§ Task objective:
Extract, word for word, each line from the line holding "What does this" through the end of the records. Omit every picture.

[Data excerpts]
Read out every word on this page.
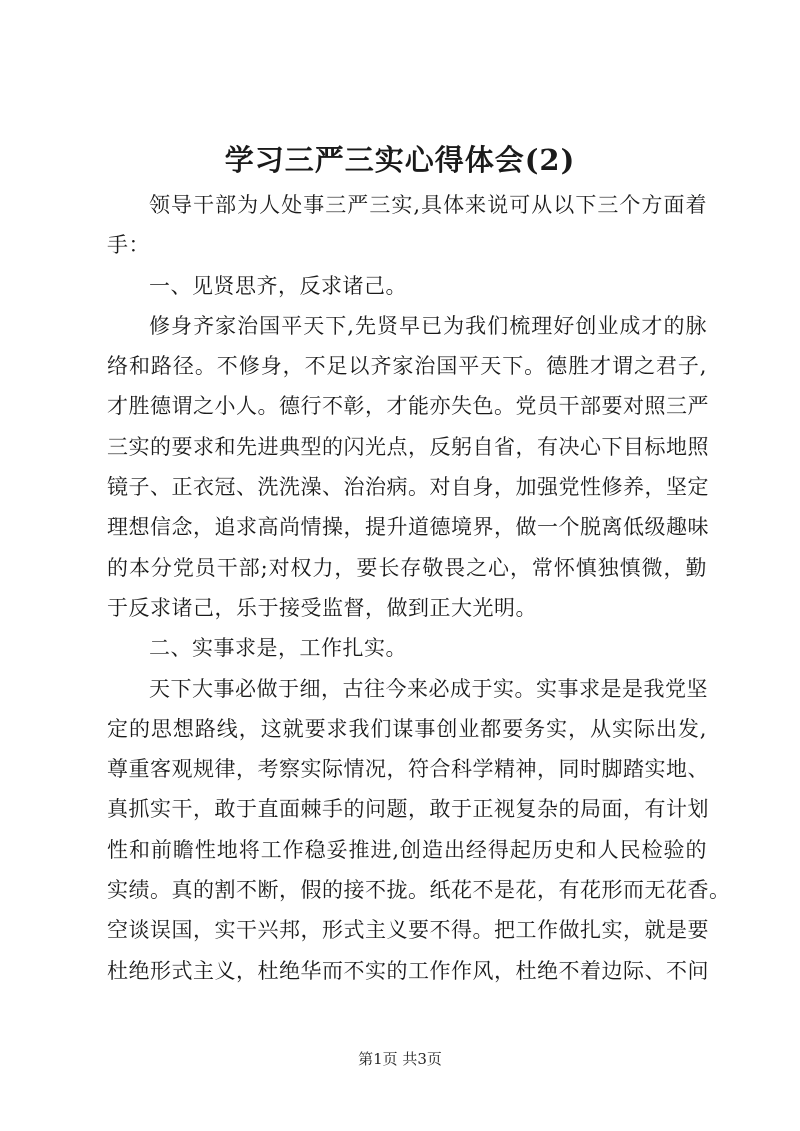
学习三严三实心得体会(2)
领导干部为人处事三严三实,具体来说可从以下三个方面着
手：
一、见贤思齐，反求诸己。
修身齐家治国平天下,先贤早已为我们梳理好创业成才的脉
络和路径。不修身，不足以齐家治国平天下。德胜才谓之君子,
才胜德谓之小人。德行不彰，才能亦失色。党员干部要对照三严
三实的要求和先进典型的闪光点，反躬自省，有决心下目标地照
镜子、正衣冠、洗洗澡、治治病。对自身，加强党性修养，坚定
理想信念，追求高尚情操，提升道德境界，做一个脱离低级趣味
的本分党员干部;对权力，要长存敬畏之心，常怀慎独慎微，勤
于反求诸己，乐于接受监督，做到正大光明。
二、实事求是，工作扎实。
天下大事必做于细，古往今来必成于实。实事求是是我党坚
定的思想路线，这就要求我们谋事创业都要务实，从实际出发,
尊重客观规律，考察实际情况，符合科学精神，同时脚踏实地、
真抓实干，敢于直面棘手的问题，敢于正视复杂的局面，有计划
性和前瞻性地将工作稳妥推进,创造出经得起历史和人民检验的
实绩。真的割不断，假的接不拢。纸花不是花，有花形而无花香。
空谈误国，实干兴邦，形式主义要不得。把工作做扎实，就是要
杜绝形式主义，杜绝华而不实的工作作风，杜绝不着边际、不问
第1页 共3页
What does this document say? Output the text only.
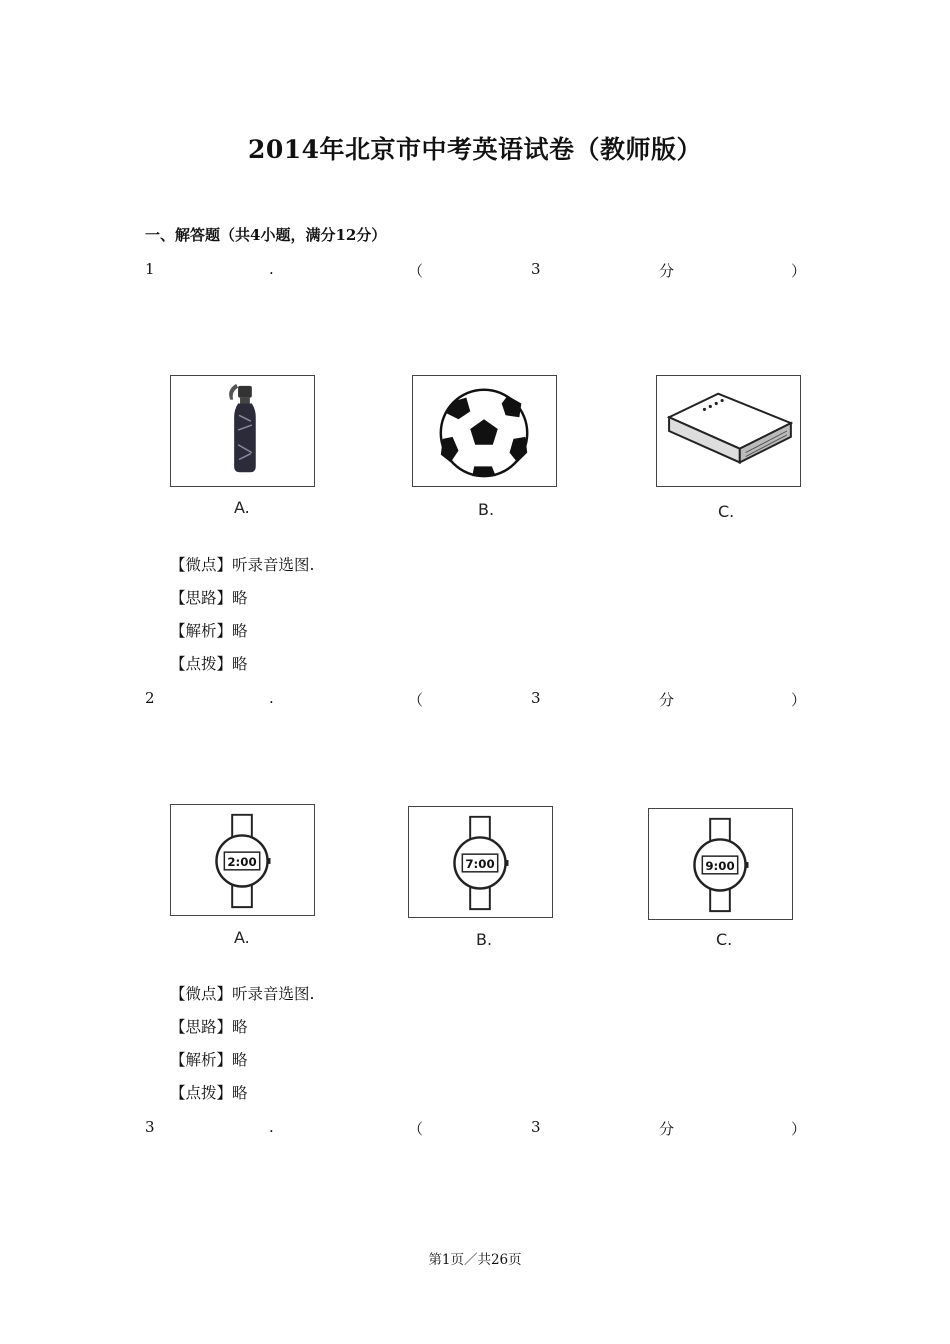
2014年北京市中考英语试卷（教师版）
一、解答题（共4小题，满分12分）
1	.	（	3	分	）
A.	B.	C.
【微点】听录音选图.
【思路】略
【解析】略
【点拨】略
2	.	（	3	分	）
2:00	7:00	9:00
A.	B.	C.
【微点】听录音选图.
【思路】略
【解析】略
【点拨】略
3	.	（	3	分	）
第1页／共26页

§ Result of this exercise:
What does this document say? Output the text only.
2014年北京市中考英语试卷（教师版）
一、解答题（共4小题，满分12分）
1	.	（	3	分	）
A.	B.	C.
【微点】听录音选图.
【思路】略
【解析】略
【点拨】略
2	.	（	3	分	）
2:00	7:00	9:00
A.	B.	C.
【微点】听录音选图.
【思路】略
【解析】略
【点拨】略
3	.	（	3	分	）
第1页／共26页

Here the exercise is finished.